Written problem ->
Copy each line in which the string "this" occurs.
— Start Data rows —
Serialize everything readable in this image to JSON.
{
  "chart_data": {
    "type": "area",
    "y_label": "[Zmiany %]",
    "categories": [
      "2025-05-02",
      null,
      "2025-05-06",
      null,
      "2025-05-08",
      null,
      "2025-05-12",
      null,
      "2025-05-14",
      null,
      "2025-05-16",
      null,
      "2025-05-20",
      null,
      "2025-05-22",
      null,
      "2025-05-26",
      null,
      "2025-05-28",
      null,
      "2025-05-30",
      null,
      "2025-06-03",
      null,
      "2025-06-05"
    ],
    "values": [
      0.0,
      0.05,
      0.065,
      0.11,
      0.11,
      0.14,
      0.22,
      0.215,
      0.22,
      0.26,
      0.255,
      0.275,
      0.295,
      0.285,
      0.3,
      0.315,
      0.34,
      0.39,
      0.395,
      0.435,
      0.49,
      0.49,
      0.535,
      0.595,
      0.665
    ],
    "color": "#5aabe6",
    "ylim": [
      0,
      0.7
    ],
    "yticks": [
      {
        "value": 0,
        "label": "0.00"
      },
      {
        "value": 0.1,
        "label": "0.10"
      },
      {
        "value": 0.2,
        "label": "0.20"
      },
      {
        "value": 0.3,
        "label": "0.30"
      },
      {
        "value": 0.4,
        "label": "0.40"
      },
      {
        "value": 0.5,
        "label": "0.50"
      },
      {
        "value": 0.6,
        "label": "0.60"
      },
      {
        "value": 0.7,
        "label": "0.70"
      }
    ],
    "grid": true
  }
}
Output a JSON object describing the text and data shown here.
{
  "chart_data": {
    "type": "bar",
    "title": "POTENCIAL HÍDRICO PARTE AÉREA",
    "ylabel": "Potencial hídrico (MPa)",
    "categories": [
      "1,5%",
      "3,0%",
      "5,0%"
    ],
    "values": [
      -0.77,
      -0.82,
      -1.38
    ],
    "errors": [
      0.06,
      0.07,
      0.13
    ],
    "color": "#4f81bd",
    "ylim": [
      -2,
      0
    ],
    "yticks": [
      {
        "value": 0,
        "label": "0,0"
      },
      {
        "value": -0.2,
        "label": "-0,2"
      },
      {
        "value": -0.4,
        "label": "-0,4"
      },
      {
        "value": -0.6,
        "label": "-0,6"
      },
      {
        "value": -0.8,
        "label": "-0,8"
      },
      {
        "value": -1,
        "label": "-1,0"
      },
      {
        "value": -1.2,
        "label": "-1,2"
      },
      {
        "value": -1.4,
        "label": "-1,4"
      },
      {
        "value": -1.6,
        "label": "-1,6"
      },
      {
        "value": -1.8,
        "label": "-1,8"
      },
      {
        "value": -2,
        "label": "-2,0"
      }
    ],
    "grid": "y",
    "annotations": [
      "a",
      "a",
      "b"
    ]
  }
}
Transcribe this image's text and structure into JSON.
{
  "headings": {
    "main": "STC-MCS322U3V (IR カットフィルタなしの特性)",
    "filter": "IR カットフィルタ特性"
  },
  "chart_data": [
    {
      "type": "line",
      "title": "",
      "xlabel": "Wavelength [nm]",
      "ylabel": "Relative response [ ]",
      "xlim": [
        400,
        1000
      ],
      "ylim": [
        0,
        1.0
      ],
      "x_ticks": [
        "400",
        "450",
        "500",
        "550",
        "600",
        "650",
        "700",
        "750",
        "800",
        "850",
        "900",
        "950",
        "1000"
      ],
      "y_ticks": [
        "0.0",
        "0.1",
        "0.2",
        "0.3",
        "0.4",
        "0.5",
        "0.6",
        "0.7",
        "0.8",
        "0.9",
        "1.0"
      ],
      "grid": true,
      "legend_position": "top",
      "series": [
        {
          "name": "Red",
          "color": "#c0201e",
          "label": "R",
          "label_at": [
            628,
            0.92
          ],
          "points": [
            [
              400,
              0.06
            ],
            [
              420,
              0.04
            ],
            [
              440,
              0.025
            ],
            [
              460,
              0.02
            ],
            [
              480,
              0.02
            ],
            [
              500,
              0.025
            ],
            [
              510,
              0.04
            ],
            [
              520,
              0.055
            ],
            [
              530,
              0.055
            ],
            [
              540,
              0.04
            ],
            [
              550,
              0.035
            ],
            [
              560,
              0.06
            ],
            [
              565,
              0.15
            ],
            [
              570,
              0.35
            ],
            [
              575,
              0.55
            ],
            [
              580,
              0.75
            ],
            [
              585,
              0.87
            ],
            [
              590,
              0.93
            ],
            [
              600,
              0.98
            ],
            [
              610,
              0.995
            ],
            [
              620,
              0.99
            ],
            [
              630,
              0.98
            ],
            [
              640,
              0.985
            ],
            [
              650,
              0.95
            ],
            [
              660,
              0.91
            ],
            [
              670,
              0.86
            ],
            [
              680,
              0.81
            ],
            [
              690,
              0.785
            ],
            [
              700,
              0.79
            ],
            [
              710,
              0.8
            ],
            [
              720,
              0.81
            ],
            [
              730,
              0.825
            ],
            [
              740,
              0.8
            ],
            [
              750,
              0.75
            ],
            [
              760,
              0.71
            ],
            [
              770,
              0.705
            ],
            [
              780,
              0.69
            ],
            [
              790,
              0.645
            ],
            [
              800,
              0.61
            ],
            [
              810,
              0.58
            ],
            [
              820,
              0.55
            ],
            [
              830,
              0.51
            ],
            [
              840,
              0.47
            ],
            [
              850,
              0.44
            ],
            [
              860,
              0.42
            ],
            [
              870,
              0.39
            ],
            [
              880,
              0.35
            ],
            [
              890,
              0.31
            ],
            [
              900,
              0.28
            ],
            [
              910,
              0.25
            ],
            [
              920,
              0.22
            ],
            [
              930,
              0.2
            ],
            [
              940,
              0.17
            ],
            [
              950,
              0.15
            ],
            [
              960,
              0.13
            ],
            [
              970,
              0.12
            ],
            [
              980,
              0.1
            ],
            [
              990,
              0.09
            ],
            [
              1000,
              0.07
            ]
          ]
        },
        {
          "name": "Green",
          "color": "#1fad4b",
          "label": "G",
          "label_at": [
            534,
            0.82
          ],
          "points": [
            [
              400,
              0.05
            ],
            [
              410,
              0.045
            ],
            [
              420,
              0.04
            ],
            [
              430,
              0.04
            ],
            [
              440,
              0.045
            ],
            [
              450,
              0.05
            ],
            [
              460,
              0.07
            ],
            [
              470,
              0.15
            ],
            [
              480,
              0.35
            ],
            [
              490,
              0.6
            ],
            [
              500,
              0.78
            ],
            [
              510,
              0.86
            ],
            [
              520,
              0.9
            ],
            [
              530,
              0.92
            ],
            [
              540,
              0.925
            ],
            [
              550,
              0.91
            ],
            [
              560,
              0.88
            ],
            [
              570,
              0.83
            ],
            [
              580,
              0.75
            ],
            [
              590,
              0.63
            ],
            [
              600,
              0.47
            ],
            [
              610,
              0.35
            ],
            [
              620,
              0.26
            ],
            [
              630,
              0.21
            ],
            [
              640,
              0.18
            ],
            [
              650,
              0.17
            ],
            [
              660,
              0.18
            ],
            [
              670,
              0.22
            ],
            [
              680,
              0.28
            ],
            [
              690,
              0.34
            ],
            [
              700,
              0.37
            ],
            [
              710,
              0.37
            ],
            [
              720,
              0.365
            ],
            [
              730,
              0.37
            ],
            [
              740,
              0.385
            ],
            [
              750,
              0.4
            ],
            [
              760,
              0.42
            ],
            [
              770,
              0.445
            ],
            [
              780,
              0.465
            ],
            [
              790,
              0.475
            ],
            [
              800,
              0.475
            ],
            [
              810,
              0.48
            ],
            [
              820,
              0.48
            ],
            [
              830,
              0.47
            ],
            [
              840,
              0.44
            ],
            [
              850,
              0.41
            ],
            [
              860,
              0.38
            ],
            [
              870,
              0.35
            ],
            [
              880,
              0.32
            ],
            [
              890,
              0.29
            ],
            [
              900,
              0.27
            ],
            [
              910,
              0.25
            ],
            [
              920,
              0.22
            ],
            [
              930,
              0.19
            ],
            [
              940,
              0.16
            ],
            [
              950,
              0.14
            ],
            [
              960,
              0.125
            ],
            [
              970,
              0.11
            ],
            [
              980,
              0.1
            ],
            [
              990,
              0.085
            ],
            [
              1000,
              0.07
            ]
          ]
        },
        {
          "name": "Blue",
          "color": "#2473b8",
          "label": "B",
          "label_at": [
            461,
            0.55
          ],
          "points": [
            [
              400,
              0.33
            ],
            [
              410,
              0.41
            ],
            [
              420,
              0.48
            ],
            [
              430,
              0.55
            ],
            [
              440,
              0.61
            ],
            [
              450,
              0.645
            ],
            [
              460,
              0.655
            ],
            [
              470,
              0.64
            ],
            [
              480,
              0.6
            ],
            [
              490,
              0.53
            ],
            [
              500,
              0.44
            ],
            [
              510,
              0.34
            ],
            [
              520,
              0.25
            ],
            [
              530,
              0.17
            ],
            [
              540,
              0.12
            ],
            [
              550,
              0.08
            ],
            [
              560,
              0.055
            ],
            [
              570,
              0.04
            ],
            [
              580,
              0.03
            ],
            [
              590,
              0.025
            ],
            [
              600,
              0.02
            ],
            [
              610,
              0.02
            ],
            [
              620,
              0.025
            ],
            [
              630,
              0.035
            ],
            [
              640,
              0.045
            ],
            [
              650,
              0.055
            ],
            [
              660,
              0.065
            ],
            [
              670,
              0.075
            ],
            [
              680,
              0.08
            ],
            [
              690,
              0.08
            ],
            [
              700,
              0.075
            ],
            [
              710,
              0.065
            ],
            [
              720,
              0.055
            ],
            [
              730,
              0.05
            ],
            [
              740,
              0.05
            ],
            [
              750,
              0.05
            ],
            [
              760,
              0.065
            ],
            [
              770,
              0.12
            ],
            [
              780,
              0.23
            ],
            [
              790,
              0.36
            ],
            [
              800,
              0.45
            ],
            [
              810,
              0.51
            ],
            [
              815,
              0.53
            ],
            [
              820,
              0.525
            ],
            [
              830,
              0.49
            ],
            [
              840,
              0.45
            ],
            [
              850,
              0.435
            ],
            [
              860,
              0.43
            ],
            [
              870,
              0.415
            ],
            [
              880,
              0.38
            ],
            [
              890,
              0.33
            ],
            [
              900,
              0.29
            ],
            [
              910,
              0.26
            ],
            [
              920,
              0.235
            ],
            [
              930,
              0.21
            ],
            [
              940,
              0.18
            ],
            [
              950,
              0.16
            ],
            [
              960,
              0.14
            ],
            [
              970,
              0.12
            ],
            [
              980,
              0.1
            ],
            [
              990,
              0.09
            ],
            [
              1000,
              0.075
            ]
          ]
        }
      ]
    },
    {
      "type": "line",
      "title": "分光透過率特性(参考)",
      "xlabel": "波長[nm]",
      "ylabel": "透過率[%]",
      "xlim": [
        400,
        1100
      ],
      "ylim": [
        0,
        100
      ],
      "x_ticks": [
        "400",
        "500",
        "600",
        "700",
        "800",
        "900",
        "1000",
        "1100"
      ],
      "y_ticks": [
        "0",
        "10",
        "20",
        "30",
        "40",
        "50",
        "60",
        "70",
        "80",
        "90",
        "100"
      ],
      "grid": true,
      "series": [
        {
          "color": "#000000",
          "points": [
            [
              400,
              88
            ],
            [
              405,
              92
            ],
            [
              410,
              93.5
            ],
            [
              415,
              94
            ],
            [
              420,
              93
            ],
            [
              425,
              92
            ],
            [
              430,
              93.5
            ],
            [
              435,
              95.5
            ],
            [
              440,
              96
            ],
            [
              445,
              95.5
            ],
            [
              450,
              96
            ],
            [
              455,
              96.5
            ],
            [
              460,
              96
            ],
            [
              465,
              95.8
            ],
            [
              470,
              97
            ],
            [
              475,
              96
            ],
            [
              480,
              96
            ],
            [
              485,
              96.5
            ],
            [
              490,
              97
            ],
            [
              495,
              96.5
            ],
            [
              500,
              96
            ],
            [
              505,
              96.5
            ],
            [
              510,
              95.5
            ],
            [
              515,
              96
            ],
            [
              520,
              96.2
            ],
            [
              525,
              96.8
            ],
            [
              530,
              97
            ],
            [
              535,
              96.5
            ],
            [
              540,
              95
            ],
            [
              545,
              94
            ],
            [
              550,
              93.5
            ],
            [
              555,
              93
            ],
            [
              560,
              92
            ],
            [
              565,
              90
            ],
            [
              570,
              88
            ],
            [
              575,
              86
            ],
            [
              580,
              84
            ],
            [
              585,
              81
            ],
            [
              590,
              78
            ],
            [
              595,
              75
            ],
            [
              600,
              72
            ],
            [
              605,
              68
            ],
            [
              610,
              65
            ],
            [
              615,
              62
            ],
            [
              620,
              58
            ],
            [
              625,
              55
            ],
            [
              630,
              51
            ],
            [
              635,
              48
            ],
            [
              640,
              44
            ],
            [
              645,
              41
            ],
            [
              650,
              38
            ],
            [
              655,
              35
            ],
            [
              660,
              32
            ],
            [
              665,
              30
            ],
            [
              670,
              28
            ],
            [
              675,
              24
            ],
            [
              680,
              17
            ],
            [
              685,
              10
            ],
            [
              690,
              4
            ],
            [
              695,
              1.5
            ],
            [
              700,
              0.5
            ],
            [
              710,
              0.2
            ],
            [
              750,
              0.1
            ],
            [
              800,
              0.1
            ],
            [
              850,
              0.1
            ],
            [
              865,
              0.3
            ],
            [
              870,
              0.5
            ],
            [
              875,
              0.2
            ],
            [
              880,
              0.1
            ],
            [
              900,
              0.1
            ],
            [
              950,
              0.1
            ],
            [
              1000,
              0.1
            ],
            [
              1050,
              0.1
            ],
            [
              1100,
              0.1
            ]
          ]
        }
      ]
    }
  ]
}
— End Data rows —
Correct result ->
Serialize everything readable in this image to JSON.
Transcribe this image's text and structure into JSON.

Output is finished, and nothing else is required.